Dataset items
/---

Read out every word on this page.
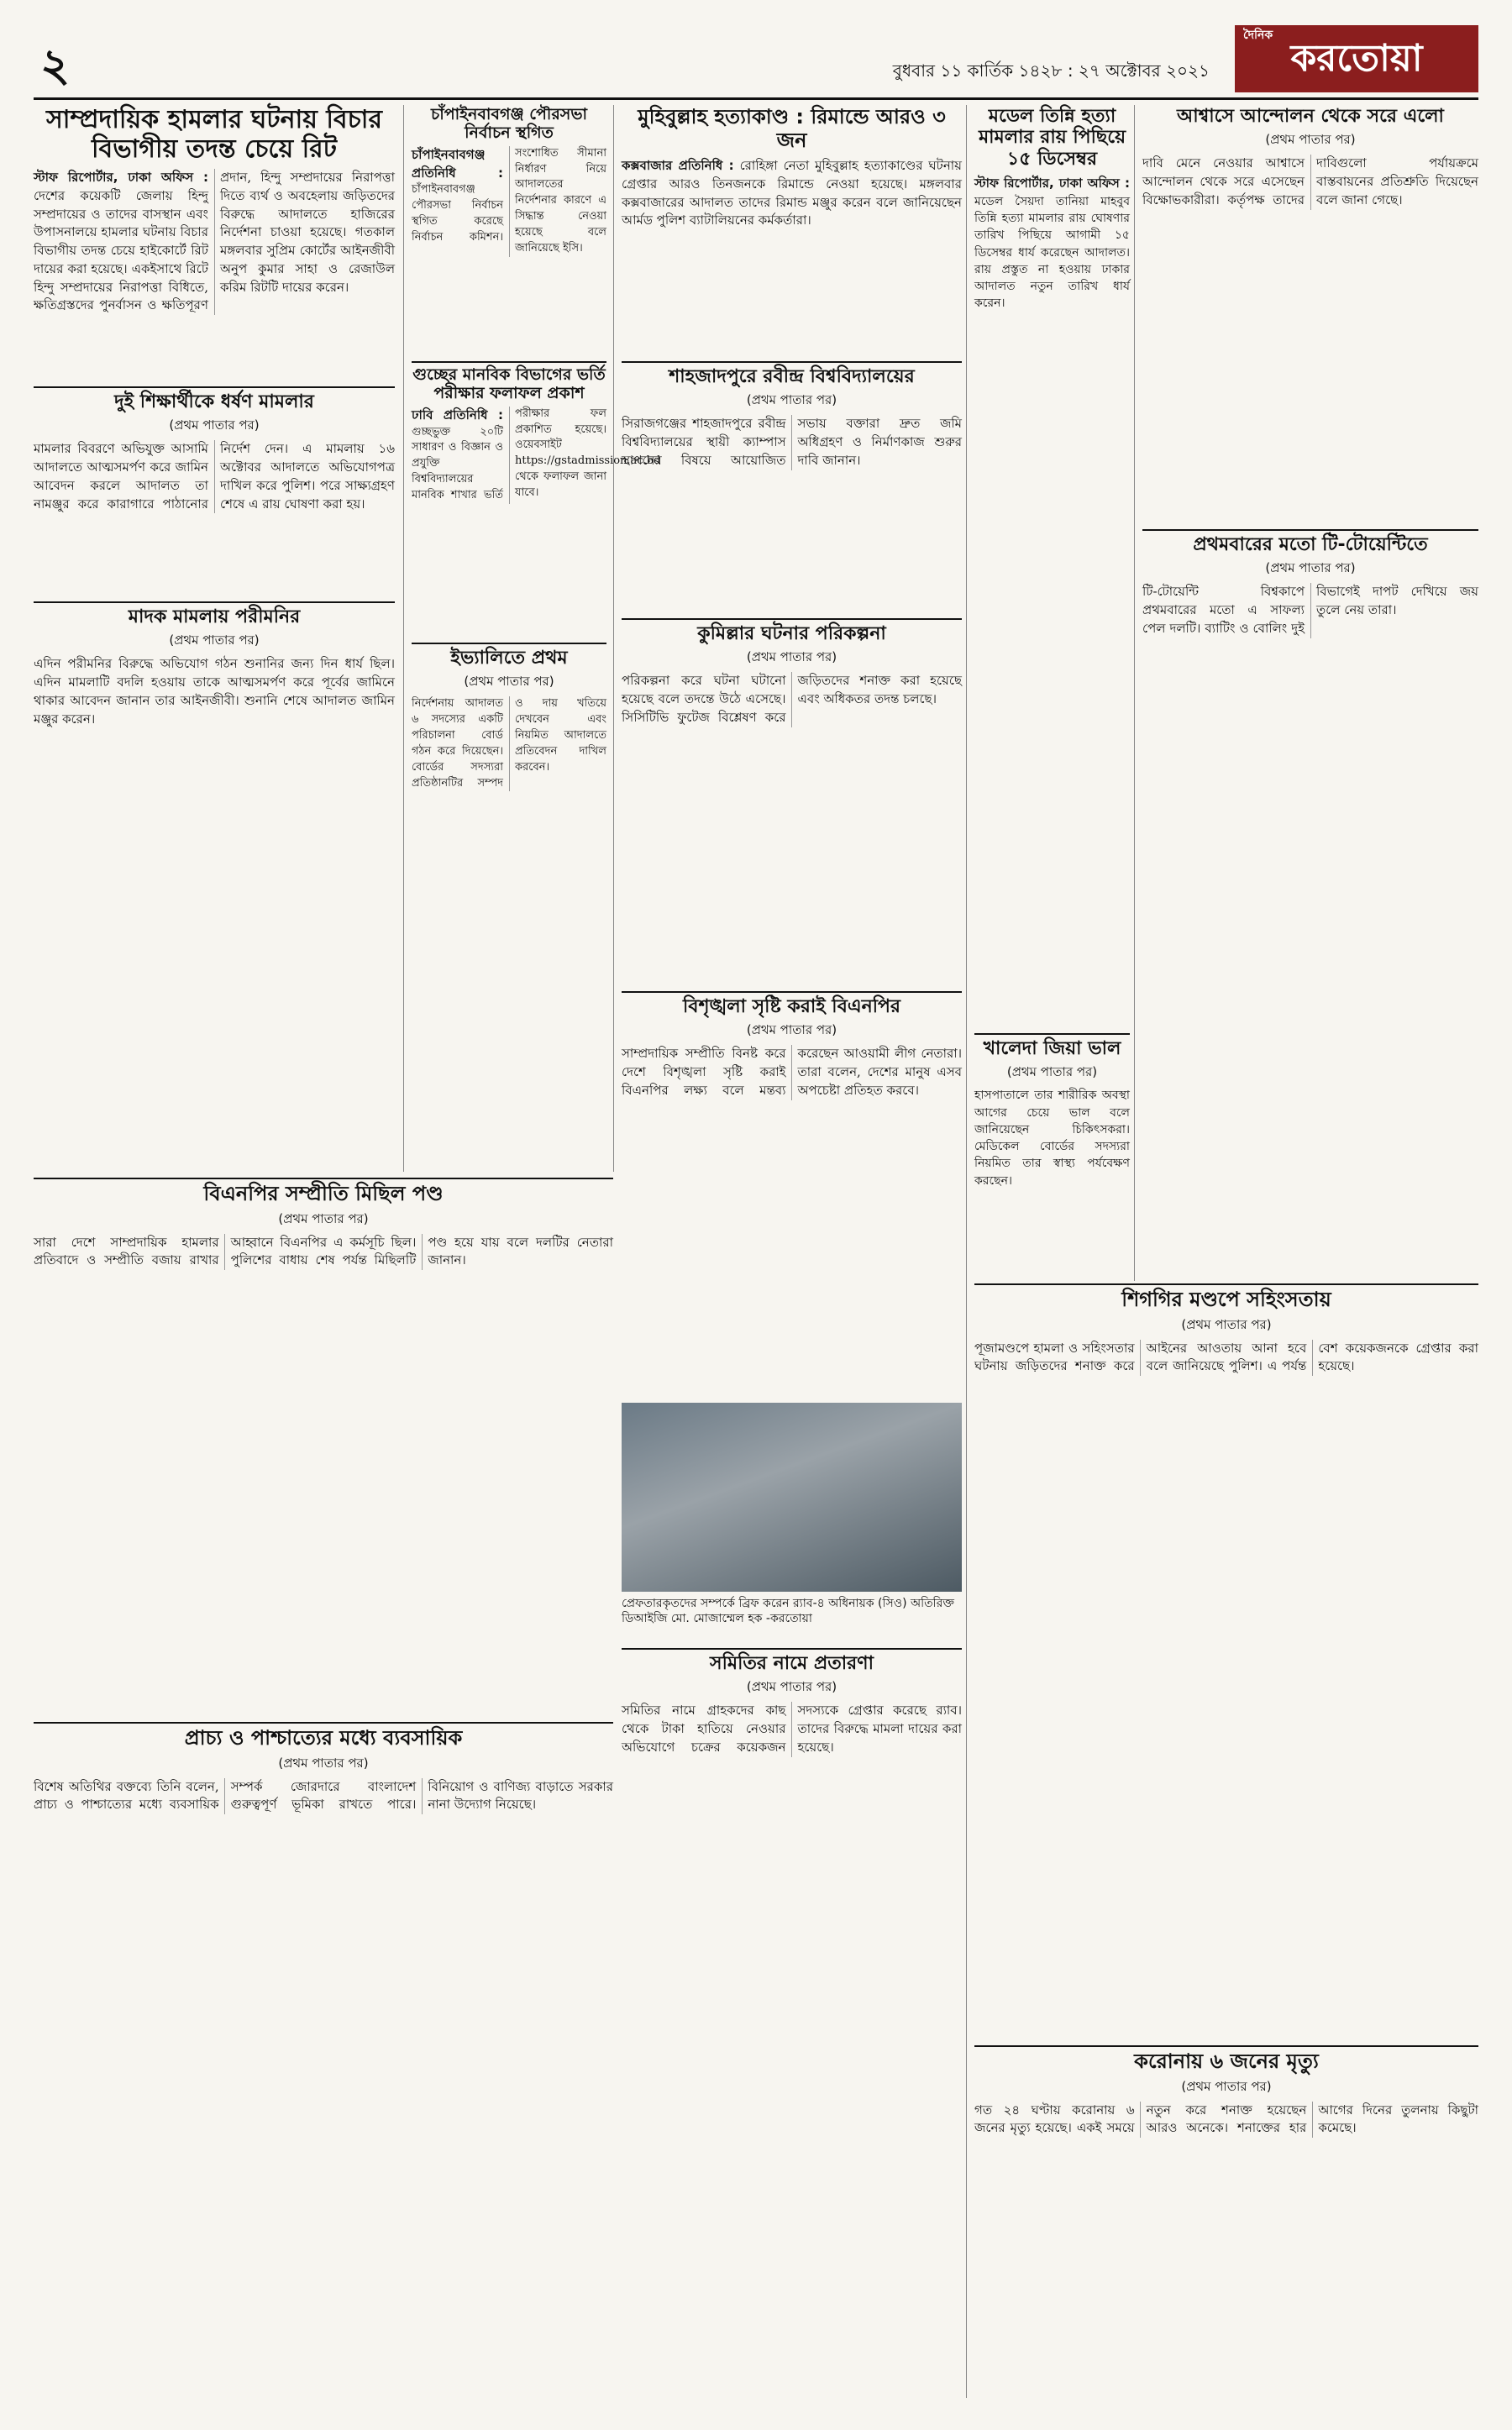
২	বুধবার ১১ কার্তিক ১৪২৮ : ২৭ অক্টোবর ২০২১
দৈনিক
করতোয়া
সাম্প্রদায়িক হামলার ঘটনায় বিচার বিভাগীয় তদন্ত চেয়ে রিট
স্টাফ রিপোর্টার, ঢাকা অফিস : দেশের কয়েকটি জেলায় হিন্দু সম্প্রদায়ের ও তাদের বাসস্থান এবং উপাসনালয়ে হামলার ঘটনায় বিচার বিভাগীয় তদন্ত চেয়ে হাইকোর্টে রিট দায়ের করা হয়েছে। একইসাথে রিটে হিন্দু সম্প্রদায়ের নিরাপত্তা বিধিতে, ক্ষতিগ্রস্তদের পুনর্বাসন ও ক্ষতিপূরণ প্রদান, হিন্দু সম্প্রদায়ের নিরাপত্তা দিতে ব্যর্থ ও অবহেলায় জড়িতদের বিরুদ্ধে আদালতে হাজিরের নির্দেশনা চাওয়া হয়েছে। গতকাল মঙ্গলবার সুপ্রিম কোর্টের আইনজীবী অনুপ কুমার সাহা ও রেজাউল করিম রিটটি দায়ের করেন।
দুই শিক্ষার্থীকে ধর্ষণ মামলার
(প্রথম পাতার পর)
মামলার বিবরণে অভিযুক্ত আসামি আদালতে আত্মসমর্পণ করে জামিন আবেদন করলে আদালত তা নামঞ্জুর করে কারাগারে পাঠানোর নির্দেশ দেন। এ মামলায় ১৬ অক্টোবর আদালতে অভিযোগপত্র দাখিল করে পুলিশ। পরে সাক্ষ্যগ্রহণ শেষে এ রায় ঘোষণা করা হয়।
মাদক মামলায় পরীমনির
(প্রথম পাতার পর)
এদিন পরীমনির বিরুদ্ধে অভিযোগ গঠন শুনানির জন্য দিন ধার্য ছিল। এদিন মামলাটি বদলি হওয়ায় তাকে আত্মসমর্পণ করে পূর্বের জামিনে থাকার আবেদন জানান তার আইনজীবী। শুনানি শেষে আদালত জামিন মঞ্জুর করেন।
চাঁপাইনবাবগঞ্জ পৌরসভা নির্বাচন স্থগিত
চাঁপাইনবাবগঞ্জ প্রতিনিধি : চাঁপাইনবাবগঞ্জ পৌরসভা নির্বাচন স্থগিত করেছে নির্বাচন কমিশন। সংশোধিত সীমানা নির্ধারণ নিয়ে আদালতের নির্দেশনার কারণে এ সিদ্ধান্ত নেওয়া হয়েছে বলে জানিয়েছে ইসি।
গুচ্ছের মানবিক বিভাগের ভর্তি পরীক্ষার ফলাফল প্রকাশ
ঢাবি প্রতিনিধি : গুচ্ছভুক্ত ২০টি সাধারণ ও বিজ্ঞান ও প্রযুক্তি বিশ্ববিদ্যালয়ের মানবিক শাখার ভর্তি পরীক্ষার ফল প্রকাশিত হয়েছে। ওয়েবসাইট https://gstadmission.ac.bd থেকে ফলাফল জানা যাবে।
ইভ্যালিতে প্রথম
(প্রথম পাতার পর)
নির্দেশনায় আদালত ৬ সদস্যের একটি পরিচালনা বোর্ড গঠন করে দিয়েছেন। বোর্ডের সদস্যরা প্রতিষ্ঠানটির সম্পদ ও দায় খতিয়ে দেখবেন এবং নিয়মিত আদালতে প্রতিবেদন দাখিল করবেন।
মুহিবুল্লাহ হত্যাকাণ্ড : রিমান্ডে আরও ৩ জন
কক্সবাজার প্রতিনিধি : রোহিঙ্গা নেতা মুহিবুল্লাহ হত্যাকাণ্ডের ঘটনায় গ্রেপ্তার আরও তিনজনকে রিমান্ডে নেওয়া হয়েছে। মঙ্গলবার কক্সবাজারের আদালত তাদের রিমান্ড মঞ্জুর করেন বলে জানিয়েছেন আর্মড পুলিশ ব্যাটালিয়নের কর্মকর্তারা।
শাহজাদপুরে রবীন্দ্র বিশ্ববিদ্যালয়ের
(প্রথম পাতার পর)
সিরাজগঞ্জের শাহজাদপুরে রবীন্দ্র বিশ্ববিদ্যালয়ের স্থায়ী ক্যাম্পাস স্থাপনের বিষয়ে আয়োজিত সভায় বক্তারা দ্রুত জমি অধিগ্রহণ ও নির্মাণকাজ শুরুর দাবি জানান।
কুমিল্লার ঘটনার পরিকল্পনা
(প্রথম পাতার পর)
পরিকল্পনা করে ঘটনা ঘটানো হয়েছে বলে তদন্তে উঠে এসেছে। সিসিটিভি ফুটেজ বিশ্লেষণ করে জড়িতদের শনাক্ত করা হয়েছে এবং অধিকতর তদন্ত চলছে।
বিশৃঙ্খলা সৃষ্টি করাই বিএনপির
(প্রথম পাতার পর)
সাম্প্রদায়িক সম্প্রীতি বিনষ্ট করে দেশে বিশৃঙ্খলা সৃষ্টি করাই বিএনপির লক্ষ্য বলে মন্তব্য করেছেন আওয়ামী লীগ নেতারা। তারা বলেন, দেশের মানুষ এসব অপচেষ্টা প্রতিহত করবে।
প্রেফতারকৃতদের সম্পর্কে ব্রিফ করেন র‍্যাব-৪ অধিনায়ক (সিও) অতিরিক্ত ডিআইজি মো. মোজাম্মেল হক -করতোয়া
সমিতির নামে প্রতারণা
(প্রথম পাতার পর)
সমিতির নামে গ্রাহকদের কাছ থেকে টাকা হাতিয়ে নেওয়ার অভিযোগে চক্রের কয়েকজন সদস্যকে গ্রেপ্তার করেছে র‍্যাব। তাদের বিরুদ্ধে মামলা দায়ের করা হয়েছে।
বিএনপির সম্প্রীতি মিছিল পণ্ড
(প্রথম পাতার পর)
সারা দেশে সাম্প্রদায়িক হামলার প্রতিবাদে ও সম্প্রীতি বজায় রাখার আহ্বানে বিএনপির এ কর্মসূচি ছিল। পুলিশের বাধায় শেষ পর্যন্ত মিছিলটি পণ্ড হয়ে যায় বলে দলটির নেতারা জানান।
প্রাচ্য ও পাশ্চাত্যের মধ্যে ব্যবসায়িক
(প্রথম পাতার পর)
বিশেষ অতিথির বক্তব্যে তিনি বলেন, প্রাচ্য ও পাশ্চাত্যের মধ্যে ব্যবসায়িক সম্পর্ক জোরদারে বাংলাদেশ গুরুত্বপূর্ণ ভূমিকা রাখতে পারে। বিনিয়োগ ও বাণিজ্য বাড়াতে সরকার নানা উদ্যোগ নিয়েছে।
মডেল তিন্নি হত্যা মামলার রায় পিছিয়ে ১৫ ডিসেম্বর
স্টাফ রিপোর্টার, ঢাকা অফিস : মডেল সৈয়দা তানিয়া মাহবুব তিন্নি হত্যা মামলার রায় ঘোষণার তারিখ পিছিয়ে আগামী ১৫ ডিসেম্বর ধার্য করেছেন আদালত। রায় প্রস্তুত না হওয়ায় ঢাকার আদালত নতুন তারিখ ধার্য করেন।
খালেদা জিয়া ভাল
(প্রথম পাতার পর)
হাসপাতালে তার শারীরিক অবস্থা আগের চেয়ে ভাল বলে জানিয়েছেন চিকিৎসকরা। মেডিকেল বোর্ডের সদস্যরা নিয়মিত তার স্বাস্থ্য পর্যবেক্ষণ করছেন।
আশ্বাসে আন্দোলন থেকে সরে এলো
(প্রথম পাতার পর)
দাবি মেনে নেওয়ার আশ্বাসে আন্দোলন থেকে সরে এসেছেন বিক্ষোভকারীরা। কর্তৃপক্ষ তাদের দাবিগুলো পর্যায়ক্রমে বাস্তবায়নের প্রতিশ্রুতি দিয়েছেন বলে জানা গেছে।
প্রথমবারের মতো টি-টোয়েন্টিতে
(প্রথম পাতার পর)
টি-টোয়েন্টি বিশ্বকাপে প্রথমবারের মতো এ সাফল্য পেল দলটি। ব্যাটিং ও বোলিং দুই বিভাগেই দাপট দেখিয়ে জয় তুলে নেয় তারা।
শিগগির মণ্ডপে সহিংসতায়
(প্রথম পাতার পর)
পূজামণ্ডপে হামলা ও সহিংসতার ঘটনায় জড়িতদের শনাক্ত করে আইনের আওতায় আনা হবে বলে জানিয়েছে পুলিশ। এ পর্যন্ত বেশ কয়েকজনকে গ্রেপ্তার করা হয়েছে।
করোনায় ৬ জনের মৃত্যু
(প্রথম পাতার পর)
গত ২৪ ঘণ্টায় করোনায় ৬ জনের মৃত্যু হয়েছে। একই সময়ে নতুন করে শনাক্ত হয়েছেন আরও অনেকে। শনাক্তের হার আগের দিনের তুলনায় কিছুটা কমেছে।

\---

Copy every line of the listing that contains the word "রথমব".

প্রথমবারের মতো টি-টোয়েন্টিতে
টি-টোয়েন্টি বিশ্বকাপে প্রথমবারের মতো এ সাফল্য পেল দলটি। ব্যাটিং ও বোলিং দুই বিভাগেই দাপট দেখিয়ে জয় তুলে নেয় তারা।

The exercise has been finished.